↓
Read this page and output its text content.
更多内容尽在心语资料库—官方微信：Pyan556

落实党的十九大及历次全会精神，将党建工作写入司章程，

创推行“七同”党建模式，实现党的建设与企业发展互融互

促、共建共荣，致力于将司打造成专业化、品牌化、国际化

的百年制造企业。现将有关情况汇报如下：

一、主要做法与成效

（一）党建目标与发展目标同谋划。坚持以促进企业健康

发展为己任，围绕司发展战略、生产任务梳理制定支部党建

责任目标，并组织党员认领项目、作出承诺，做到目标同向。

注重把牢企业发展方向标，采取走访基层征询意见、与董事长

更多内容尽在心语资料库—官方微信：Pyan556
↑
↓
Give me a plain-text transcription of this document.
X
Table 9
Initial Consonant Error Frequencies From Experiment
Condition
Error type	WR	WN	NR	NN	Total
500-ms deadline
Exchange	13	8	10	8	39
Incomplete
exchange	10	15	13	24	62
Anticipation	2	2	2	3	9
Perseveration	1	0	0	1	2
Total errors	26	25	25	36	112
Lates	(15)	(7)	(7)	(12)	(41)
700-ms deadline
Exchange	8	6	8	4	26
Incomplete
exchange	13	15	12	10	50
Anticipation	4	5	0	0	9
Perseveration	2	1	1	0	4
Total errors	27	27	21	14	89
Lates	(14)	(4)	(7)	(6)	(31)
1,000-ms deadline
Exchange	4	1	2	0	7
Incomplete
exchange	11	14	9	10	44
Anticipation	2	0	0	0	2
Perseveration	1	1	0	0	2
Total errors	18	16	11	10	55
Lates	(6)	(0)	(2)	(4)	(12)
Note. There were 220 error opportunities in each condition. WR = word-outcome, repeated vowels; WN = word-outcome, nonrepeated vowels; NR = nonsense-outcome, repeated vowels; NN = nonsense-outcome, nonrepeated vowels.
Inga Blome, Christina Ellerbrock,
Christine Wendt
↑
▸ **Exercise aim**
Filter the entries down to the lines containing "text". Copy each of those lines.

▸ **Solution for this problem**
Read this page and output its text content.
Give me a plain-text transcription of this document.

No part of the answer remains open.